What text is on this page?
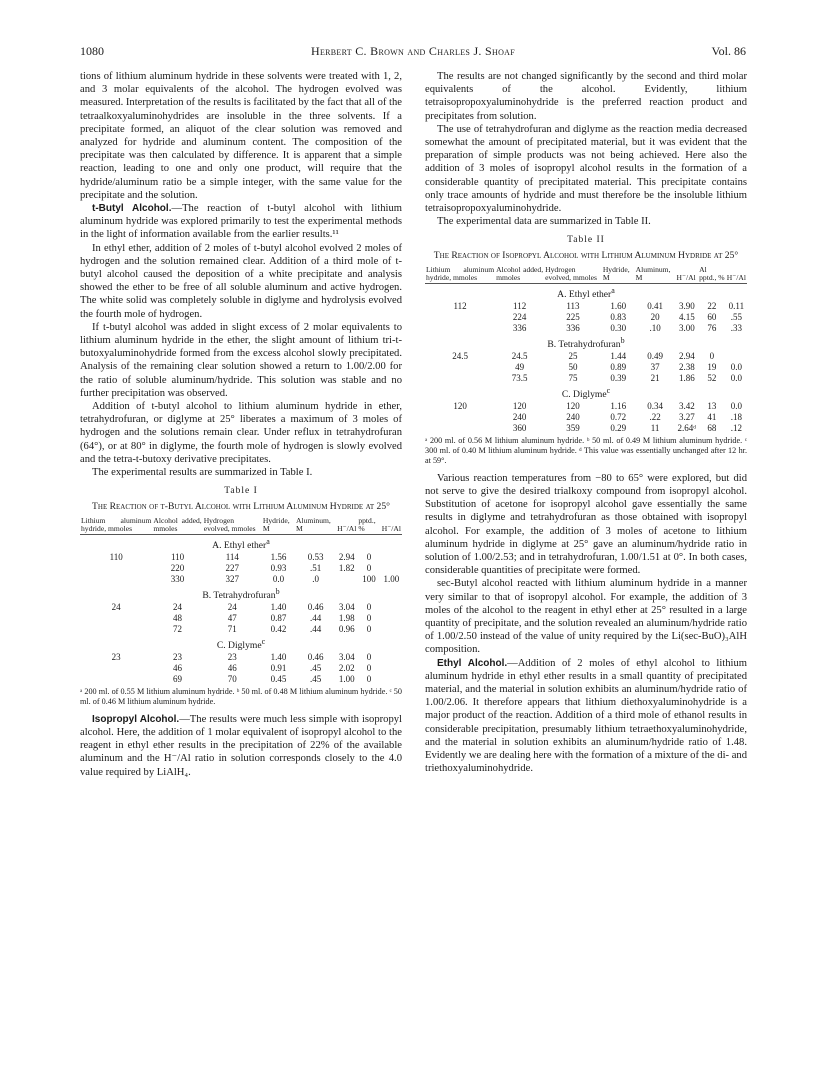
1080	Herbert C. Brown and Charles J. Shoaf	Vol. 86

tions of lithium aluminum hydride in these solvents were treated with 1, 2, and 3 molar equivalents of the alcohol. The hydrogen evolved was measured. Interpretation of the results is facilitated by the fact that all of the tetraalkoxyaluminohydrides are insoluble in the three solvents. If a precipitate formed, an aliquot of the clear solution was removed and analyzed for hydride and aluminum content. The composition of the precipitate was then calculated by difference. It is apparent that a simple reaction, leading to one and only one product, will require that the hydride/aluminum ratio be a simple integer, with the same value for the precipitate and the solution.

t-Butyl Alcohol.—The reaction of t-butyl alcohol with lithium aluminum hydride was explored primarily to test the experimental methods in the light of information available from the earlier results.¹¹

In ethyl ether, addition of 2 moles of t-butyl alcohol evolved 2 moles of hydrogen and the solution remained clear. Addition of a third mole of t-butyl alcohol caused the deposition of a white precipitate and analysis showed the ether to be free of all soluble aluminum and active hydrogen. The white solid was completely soluble in diglyme and hydrolysis evolved the fourth mole of hydrogen.

If t-butyl alcohol was added in slight excess of 2 molar equivalents to lithium aluminum hydride in the ether, the slight amount of lithium tri-t-butoxyaluminohydride formed from the excess alcohol slowly precipitated. Analysis of the remaining clear solution showed a return to 1.00/2.00 for the ratio of soluble aluminum/hydride. This solution was stable and no further precipitation was observed.

Addition of t-butyl alcohol to lithium aluminum hydride in ether, tetrahydrofuran, or diglyme at 25° liberates a maximum of 3 moles of hydrogen and the solutions remain clear. Under reflux in tetrahydrofuran (64°), or at 80° in diglyme, the fourth mole of hydrogen is slowly evolved and the tetra-t-butoxy derivative precipitates.

The experimental results are summarized in Table I.

Table I
The Reaction of t-Butyl Alcohol with Lithium Aluminum Hydride at 25°
Lithium aluminum hydride, mmoles	Alcohol added, mmoles	Hydrogen evolved, mmoles	Hydride, M	Aluminum, M	H⁻/Al	pptd., %	H⁻/Al
A. Ethyl ether$^a$
110	110	114	1.56	0.53	2.94	0	
	220	227	0.93	.51	1.82	0	
	330	327	0.0	.0		100	1.00
B. Tetrahydrofuran$^b$
24	24	24	1.40	0.46	3.04	0	
	48	47	0.87	.44	1.98	0	
	72	71	0.42	.44	0.96	0	
C. Diglyme$^c$
23	23	23	1.40	0.46	3.04	0	
	46	46	0.91	.45	2.02	0	
	69	70	0.45	.45	1.00	0	
ᵃ 200 ml. of 0.55 M lithium aluminum hydride. ᵇ 50 ml. of 0.48 M lithium aluminum hydride. ᶜ 50 ml. of 0.46 M lithium aluminum hydride.

Isopropyl Alcohol.—The results were much less simple with isopropyl alcohol. Here, the addition of 1 molar equivalent of isopropyl alcohol to the reagent in ethyl ether results in the precipitation of 22% of the available aluminum and the H⁻/Al ratio in solution corresponds closely to the 4.0 value required by LiAlH₄.

The results are not changed significantly by the second and third molar equivalents of the alcohol. Evidently, lithium tetraisopropoxyaluminohydride is the preferred reaction product and precipitates from solution.

The use of tetrahydrofuran and diglyme as the reaction media decreased somewhat the amount of precipitated material, but it was evident that the preparation of simple products was not being achieved. Here also the addition of 3 moles of isopropyl alcohol results in the formation of a considerable quantity of precipitated material. This precipitate contains only trace amounts of hydride and must therefore be the insoluble lithium tetraisopropoxyaluminohydride.

The experimental data are summarized in Table II.

Table II
The Reaction of Isopropyl Alcohol with Lithium Aluminum Hydride at 25°
Lithium aluminum hydride, mmoles	Alcohol added, mmoles	Hydrogen evolved, mmoles	Hydride, M	Aluminum, M	H⁻/Al	Al pptd., %	H⁻/Al
A. Ethyl ether$^a$
112	112	113	1.60	0.41	3.90	22	0.11
	224	225	0.83	20	4.15	60	.55
	336	336	0.30	.10	3.00	76	.33
B. Tetrahydrofuran$^b$
24.5	24.5	25	1.44	0.49	2.94	0	
	49	50	0.89	37	2.38	19	0.0
	73.5	75	0.39	21	1.86	52	0.0
C. Diglyme$^c$
120	120	120	1.16	0.34	3.42	13	0.0
	240	240	0.72	.22	3.27	41	.18
	360	359	0.29	11	2.64ᵈ	68	.12
ᵃ 200 ml. of 0.56 M lithium aluminum hydride. ᵇ 50 ml. of 0.49 M lithium aluminum hydride. ᶜ 300 ml. of 0.40 M lithium aluminum hydride. ᵈ This value was essentially unchanged after 12 hr. at 59°.

Various reaction temperatures from −80 to 65° were explored, but did not serve to give the desired trialkoxy compound from isopropyl alcohol. Substitution of acetone for isopropyl alcohol gave essentially the same results in diglyme and tetrahydrofuran as those obtained with isopropyl alcohol. For example, the addition of 3 moles of acetone to lithium aluminum hydride in diglyme at 25° gave an aluminum/hydride ratio in solution of 1.00/2.53; and in tetrahydrofuran, 1.00/1.51 at 0°. In both cases, considerable quantities of precipitate were formed.

sec-Butyl alcohol reacted with lithium aluminum hydride in a manner very similar to that of isopropyl alcohol. For example, the addition of 3 moles of the alcohol to the reagent in ethyl ether at 25° resulted in a large quantity of precipitate, and the solution revealed an aluminum/hydride ratio of 1.00/2.50 instead of the value of unity required by the Li(sec-BuO)₃AlH composition.

Ethyl Alcohol.—Addition of 2 moles of ethyl alcohol to lithium aluminum hydride in ethyl ether results in a small quantity of precipitated material, and the material in solution exhibits an aluminum/hydride ratio of 1.00/2.06. It therefore appears that lithium diethoxyaluminohydride is a major product of the reaction. Addition of a third mole of ethanol results in considerable precipitation, presumably lithium tetraethoxyaluminohydride, and the material in solution exhibits an aluminum/hydride ratio of 1.48. Evidently we are dealing here with the formation of a mixture of the di- and triethoxyaluminohydride.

> Required task
Repeat the records in full, exactly as they appear, without the pictures.

> Written reply
What text is on this page?
1080	Herbert C. Brown and Charles J. Shoaf	Vol. 86

tions of lithium aluminum hydride in these solvents were treated with 1, 2, and 3 molar equivalents of the alcohol. The hydrogen evolved was measured. Interpretation of the results is facilitated by the fact that all of the tetraalkoxyaluminohydrides are insoluble in the three solvents. If a precipitate formed, an aliquot of the clear solution was removed and analyzed for hydride and aluminum content. The composition of the precipitate was then calculated by difference. It is apparent that a simple reaction, leading to one and only one product, will require that the hydride/aluminum ratio be a simple integer, with the same value for the precipitate and the solution.

t-Butyl Alcohol.—The reaction of t-butyl alcohol with lithium aluminum hydride was explored primarily to test the experimental methods in the light of information available from the earlier results.¹¹

In ethyl ether, addition of 2 moles of t-butyl alcohol evolved 2 moles of hydrogen and the solution remained clear. Addition of a third mole of t-butyl alcohol caused the deposition of a white precipitate and analysis showed the ether to be free of all soluble aluminum and active hydrogen. The white solid was completely soluble in diglyme and hydrolysis evolved the fourth mole of hydrogen.

If t-butyl alcohol was added in slight excess of 2 molar equivalents to lithium aluminum hydride in the ether, the slight amount of lithium tri-t-butoxyaluminohydride formed from the excess alcohol slowly precipitated. Analysis of the remaining clear solution showed a return to 1.00/2.00 for the ratio of soluble aluminum/hydride. This solution was stable and no further precipitation was observed.

Addition of t-butyl alcohol to lithium aluminum hydride in ether, tetrahydrofuran, or diglyme at 25° liberates a maximum of 3 moles of hydrogen and the solutions remain clear. Under reflux in tetrahydrofuran (64°), or at 80° in diglyme, the fourth mole of hydrogen is slowly evolved and the tetra-t-butoxy derivative precipitates.

The experimental results are summarized in Table I.

Table I
The Reaction of t-Butyl Alcohol with Lithium Aluminum Hydride at 25°
Lithium aluminum hydride, mmoles	Alcohol added, mmoles	Hydrogen evolved, mmoles	Hydride, M	Aluminum, M	H⁻/Al	pptd., %	H⁻/Al
A. Ethyl ether$^a$
110	110	114	1.56	0.53	2.94	0	
	220	227	0.93	.51	1.82	0	
	330	327	0.0	.0		100	1.00
B. Tetrahydrofuran$^b$
24	24	24	1.40	0.46	3.04	0	
	48	47	0.87	.44	1.98	0	
	72	71	0.42	.44	0.96	0	
C. Diglyme$^c$
23	23	23	1.40	0.46	3.04	0	
	46	46	0.91	.45	2.02	0	
	69	70	0.45	.45	1.00	0	
ᵃ 200 ml. of 0.55 M lithium aluminum hydride. ᵇ 50 ml. of 0.48 M lithium aluminum hydride. ᶜ 50 ml. of 0.46 M lithium aluminum hydride.

Isopropyl Alcohol.—The results were much less simple with isopropyl alcohol. Here, the addition of 1 molar equivalent of isopropyl alcohol to the reagent in ethyl ether results in the precipitation of 22% of the available aluminum and the H⁻/Al ratio in solution corresponds closely to the 4.0 value required by LiAlH₄.

The results are not changed significantly by the second and third molar equivalents of the alcohol. Evidently, lithium tetraisopropoxyaluminohydride is the preferred reaction product and precipitates from solution.

The use of tetrahydrofuran and diglyme as the reaction media decreased somewhat the amount of precipitated material, but it was evident that the preparation of simple products was not being achieved. Here also the addition of 3 moles of isopropyl alcohol results in the formation of a considerable quantity of precipitated material. This precipitate contains only trace amounts of hydride and must therefore be the insoluble lithium tetraisopropoxyaluminohydride.

The experimental data are summarized in Table II.

Table II
The Reaction of Isopropyl Alcohol with Lithium Aluminum Hydride at 25°
Lithium aluminum hydride, mmoles	Alcohol added, mmoles	Hydrogen evolved, mmoles	Hydride, M	Aluminum, M	H⁻/Al	Al pptd., %	H⁻/Al
A. Ethyl ether$^a$
112	112	113	1.60	0.41	3.90	22	0.11
	224	225	0.83	20	4.15	60	.55
	336	336	0.30	.10	3.00	76	.33
B. Tetrahydrofuran$^b$
24.5	24.5	25	1.44	0.49	2.94	0	
	49	50	0.89	37	2.38	19	0.0
	73.5	75	0.39	21	1.86	52	0.0
C. Diglyme$^c$
120	120	120	1.16	0.34	3.42	13	0.0
	240	240	0.72	.22	3.27	41	.18
	360	359	0.29	11	2.64ᵈ	68	.12
ᵃ 200 ml. of 0.56 M lithium aluminum hydride. ᵇ 50 ml. of 0.49 M lithium aluminum hydride. ᶜ 300 ml. of 0.40 M lithium aluminum hydride. ᵈ This value was essentially unchanged after 12 hr. at 59°.

Various reaction temperatures from −80 to 65° were explored, but did not serve to give the desired trialkoxy compound from isopropyl alcohol. Substitution of acetone for isopropyl alcohol gave essentially the same results in diglyme and tetrahydrofuran as those obtained with isopropyl alcohol. For example, the addition of 3 moles of acetone to lithium aluminum hydride in diglyme at 25° gave an aluminum/hydride ratio in solution of 1.00/2.53; and in tetrahydrofuran, 1.00/1.51 at 0°. In both cases, considerable quantities of precipitate were formed.

sec-Butyl alcohol reacted with lithium aluminum hydride in a manner very similar to that of isopropyl alcohol. For example, the addition of 3 moles of the alcohol to the reagent in ethyl ether at 25° resulted in a large quantity of precipitate, and the solution revealed an aluminum/hydride ratio of 1.00/2.50 instead of the value of unity required by the Li(sec-BuO)₃AlH composition.

Ethyl Alcohol.—Addition of 2 moles of ethyl alcohol to lithium aluminum hydride in ethyl ether results in a small quantity of precipitated material, and the material in solution exhibits an aluminum/hydride ratio of 1.00/2.06. It therefore appears that lithium diethoxyaluminohydride is a major product of the reaction. Addition of a third mole of ethanol results in considerable precipitation, presumably lithium tetraethoxyaluminohydride, and the material in solution exhibits an aluminum/hydride ratio of 1.48. Evidently we are dealing here with the formation of a mixture of the di- and triethoxyaluminohydride.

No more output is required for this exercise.